== The request ==
Isolate every line in the data with the string "heading" and copy it.

== Exercise materials ==

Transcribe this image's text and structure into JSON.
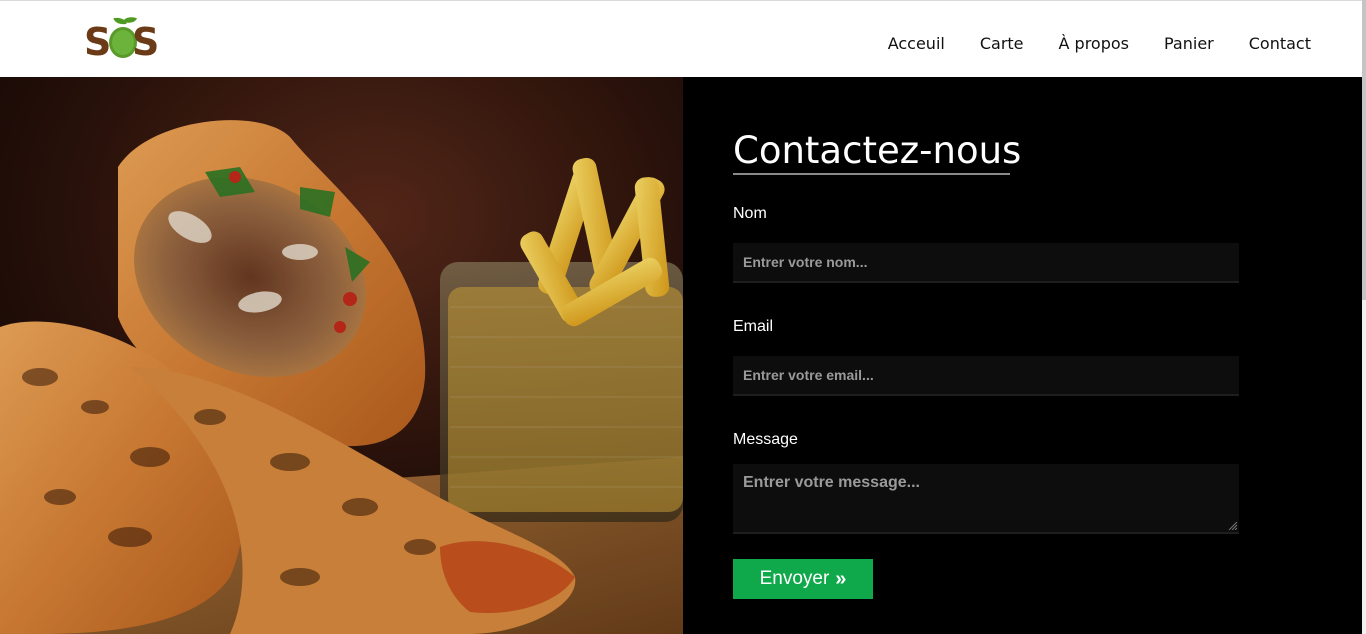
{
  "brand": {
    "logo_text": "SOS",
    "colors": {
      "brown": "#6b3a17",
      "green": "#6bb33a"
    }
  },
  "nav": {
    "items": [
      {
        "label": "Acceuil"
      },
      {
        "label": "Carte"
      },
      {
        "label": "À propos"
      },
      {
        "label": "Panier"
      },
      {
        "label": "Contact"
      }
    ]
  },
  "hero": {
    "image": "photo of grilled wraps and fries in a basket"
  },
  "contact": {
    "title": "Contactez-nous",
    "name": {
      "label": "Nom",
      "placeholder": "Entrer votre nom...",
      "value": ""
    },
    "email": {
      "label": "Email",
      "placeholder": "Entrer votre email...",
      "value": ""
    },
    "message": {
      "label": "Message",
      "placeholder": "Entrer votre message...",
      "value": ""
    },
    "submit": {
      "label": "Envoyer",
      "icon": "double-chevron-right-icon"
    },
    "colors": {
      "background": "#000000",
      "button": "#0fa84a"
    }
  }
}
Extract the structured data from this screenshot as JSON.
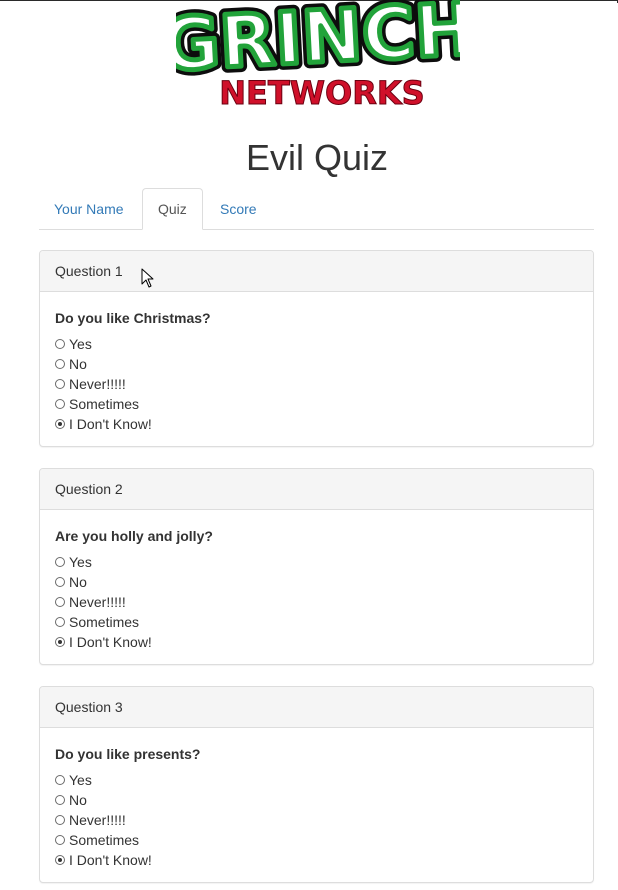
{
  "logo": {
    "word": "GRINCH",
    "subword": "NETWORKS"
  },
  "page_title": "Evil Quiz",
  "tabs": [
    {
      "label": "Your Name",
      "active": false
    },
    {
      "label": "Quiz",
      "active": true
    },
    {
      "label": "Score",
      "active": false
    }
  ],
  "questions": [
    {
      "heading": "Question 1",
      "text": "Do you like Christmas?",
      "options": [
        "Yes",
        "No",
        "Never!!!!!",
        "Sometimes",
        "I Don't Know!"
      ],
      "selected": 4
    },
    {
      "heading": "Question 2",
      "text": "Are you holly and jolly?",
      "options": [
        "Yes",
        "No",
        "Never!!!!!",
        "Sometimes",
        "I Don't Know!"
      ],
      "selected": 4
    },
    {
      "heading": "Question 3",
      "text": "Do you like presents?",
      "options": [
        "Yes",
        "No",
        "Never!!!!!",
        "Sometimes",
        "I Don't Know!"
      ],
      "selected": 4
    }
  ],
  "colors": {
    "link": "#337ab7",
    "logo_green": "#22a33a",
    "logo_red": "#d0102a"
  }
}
...
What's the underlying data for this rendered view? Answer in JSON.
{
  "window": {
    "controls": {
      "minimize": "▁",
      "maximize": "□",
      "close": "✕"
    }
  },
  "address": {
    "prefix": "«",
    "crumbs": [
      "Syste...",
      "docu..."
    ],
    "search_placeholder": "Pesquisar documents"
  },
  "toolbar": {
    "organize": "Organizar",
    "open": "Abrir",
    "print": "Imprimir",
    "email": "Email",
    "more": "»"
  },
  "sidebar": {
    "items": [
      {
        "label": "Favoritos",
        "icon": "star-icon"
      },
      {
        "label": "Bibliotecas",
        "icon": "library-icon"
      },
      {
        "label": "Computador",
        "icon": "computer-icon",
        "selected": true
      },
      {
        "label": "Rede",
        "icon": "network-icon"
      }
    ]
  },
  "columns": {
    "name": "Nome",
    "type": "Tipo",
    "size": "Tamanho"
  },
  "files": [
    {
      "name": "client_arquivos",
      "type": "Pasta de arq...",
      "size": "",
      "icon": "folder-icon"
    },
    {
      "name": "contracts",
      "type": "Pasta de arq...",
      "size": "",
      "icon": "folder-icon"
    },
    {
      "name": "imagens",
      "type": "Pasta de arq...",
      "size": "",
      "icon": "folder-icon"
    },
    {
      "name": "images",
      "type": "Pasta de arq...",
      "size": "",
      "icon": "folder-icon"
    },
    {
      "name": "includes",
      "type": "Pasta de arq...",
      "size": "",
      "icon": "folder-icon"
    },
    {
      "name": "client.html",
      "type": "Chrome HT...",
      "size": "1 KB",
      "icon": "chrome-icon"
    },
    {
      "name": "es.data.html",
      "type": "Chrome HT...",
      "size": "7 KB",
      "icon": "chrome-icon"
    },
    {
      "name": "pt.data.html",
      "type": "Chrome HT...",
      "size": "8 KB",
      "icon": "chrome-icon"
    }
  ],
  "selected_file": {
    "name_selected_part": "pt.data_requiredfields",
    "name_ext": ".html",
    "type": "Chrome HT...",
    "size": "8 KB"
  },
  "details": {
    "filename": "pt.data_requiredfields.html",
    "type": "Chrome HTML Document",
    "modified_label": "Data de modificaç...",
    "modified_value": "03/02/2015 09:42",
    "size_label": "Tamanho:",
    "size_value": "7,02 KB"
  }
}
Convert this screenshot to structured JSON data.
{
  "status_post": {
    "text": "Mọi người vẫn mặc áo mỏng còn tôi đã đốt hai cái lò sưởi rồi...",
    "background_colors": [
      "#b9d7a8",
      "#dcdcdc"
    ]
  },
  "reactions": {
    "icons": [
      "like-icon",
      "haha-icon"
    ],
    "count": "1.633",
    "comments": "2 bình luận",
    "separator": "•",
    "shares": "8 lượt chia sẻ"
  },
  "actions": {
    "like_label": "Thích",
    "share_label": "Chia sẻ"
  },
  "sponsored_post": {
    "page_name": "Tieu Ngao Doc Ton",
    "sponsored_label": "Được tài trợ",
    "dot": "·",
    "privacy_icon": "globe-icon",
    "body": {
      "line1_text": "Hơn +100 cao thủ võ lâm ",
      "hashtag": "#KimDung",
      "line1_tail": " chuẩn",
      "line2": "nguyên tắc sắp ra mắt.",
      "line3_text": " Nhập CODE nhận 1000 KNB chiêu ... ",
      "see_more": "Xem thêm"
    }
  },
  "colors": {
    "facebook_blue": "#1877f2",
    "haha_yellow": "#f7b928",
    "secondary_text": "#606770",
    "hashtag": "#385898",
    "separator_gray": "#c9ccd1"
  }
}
* * *
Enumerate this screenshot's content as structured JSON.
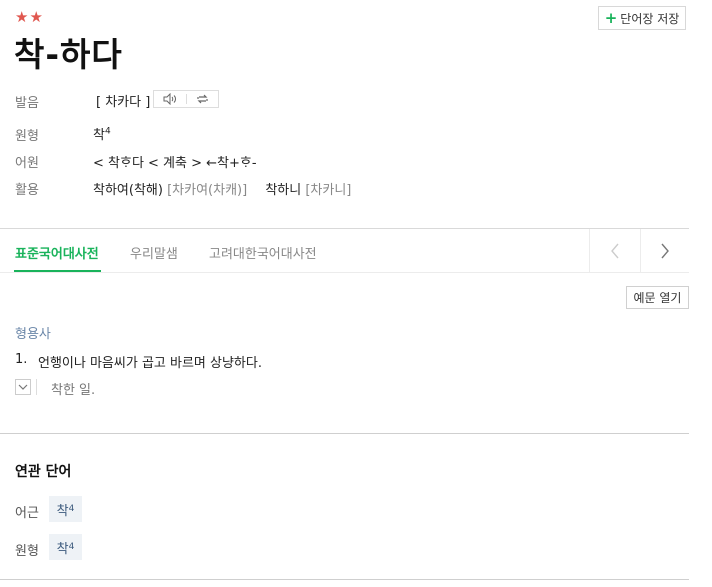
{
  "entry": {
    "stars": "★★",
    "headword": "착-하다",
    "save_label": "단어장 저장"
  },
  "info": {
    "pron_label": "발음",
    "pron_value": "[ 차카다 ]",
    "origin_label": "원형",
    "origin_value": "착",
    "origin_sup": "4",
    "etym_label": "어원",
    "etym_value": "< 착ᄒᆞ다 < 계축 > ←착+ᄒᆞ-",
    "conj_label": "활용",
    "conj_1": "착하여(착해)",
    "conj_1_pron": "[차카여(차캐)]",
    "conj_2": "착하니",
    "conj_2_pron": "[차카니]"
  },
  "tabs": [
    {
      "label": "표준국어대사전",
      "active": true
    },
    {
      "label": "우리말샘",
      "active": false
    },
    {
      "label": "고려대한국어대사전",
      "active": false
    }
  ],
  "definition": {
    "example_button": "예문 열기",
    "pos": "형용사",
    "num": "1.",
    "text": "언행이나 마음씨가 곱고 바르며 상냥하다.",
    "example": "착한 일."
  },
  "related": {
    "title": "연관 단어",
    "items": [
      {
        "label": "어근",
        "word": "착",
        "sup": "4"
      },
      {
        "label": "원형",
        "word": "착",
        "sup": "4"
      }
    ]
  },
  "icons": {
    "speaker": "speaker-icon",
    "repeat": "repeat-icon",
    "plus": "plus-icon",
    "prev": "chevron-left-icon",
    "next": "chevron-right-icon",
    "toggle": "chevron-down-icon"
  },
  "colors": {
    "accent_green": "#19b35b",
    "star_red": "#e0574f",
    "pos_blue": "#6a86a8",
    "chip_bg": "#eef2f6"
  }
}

== Result of the task ==
      "heading": "Question 1",
      "heading": "Question 2",
      "heading": "Question 3",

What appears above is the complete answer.